Available data –
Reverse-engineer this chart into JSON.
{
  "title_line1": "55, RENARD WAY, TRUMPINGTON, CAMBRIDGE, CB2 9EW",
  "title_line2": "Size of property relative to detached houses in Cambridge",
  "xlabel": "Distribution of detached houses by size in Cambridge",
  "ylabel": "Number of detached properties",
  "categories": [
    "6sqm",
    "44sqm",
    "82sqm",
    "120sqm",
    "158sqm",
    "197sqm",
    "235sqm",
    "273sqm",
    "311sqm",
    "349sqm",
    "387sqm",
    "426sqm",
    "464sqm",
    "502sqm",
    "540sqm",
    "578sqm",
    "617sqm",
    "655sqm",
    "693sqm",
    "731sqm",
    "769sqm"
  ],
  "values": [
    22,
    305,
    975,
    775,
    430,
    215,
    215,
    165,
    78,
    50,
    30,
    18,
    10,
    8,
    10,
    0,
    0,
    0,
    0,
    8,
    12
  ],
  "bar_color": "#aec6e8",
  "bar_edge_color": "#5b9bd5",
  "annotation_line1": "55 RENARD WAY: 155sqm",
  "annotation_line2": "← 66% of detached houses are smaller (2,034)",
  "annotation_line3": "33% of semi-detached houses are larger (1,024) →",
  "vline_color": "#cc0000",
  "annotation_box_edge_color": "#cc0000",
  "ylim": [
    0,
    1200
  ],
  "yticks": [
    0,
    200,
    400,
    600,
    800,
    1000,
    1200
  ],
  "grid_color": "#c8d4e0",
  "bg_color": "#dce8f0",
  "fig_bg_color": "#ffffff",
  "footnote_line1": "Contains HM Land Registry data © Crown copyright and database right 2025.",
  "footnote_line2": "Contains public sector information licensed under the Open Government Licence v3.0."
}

...

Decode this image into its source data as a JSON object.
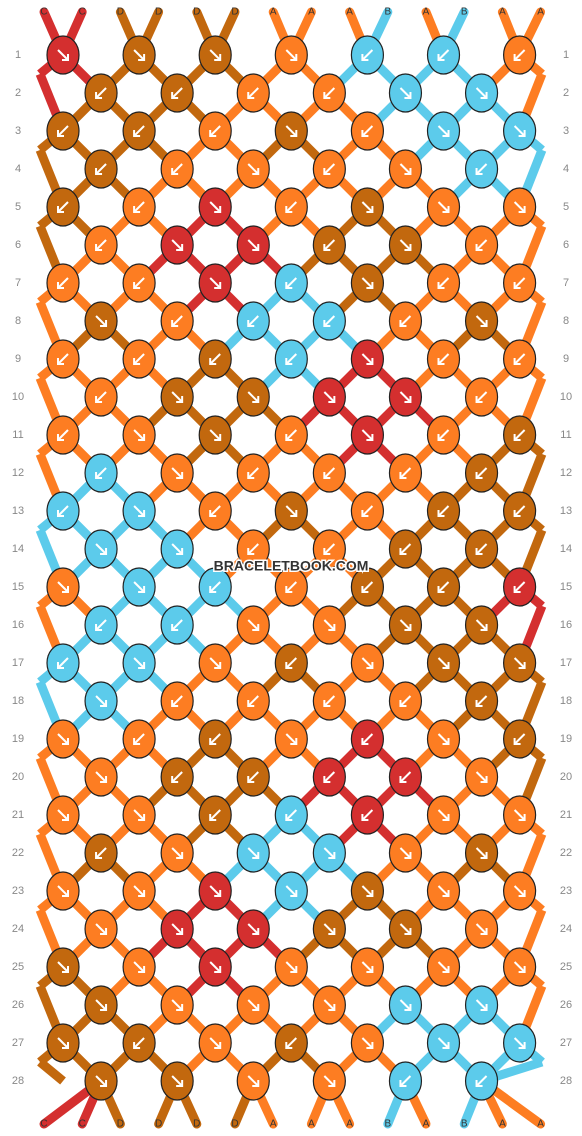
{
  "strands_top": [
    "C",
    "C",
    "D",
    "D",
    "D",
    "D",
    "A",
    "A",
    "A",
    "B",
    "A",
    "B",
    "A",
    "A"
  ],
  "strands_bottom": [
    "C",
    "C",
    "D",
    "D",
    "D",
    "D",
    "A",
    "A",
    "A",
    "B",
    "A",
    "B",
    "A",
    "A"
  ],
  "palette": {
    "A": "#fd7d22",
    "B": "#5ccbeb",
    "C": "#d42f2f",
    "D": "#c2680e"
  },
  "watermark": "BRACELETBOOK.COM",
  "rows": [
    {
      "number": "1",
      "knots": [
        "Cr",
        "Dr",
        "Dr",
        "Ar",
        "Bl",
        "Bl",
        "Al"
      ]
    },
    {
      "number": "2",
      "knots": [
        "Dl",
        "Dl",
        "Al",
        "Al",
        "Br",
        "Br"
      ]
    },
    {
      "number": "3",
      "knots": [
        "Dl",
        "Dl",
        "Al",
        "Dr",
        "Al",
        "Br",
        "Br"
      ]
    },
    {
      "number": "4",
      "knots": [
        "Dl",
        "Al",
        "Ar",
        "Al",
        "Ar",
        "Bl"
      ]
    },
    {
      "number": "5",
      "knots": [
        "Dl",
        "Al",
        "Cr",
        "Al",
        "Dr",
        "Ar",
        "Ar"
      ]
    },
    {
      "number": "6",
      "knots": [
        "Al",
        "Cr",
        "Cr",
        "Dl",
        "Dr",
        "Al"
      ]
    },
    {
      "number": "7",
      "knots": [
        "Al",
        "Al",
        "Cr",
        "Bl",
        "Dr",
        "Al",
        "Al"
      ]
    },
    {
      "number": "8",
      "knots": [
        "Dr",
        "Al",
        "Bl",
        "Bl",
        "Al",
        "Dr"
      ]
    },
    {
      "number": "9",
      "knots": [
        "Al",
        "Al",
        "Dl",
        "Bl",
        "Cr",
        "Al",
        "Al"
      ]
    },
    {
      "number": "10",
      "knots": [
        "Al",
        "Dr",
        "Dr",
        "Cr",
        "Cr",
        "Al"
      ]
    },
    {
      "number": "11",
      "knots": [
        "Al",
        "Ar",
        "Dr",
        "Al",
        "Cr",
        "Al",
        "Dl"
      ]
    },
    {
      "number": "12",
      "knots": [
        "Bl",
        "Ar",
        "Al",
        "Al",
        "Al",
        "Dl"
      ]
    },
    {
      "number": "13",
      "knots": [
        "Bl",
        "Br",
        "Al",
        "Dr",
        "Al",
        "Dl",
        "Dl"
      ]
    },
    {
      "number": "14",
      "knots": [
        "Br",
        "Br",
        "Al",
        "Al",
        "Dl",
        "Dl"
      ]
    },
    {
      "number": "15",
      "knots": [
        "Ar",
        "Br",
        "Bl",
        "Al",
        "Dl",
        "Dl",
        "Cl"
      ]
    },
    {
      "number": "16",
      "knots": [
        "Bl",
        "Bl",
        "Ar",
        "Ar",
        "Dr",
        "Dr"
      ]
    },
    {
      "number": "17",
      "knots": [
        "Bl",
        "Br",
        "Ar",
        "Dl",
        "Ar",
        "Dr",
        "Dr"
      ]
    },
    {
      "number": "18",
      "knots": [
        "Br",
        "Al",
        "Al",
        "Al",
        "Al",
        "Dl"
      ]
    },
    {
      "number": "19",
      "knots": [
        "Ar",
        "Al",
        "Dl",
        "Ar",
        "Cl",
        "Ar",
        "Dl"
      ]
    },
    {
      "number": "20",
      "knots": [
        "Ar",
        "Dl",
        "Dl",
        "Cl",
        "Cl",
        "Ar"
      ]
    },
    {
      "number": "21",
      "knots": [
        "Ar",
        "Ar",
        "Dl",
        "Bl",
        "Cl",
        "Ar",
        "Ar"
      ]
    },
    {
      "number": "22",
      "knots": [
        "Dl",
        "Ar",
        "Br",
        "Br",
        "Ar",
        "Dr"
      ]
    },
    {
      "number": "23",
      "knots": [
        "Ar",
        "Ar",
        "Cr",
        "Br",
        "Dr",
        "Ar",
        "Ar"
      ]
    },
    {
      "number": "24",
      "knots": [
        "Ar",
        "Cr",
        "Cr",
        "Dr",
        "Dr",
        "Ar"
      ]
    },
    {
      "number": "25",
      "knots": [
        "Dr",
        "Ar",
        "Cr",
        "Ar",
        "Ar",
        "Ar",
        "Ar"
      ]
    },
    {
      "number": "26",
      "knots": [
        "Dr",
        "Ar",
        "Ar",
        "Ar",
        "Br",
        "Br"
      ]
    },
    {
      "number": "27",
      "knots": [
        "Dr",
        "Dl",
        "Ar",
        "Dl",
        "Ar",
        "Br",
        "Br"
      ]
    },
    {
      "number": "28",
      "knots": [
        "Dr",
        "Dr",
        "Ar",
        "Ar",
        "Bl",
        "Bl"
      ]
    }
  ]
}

What to do – Which lines above contain "this"? Show each of them.

Expected answer –
Reverse-engineer this chart into JSON.
Decode this image into its source data as a JSON object.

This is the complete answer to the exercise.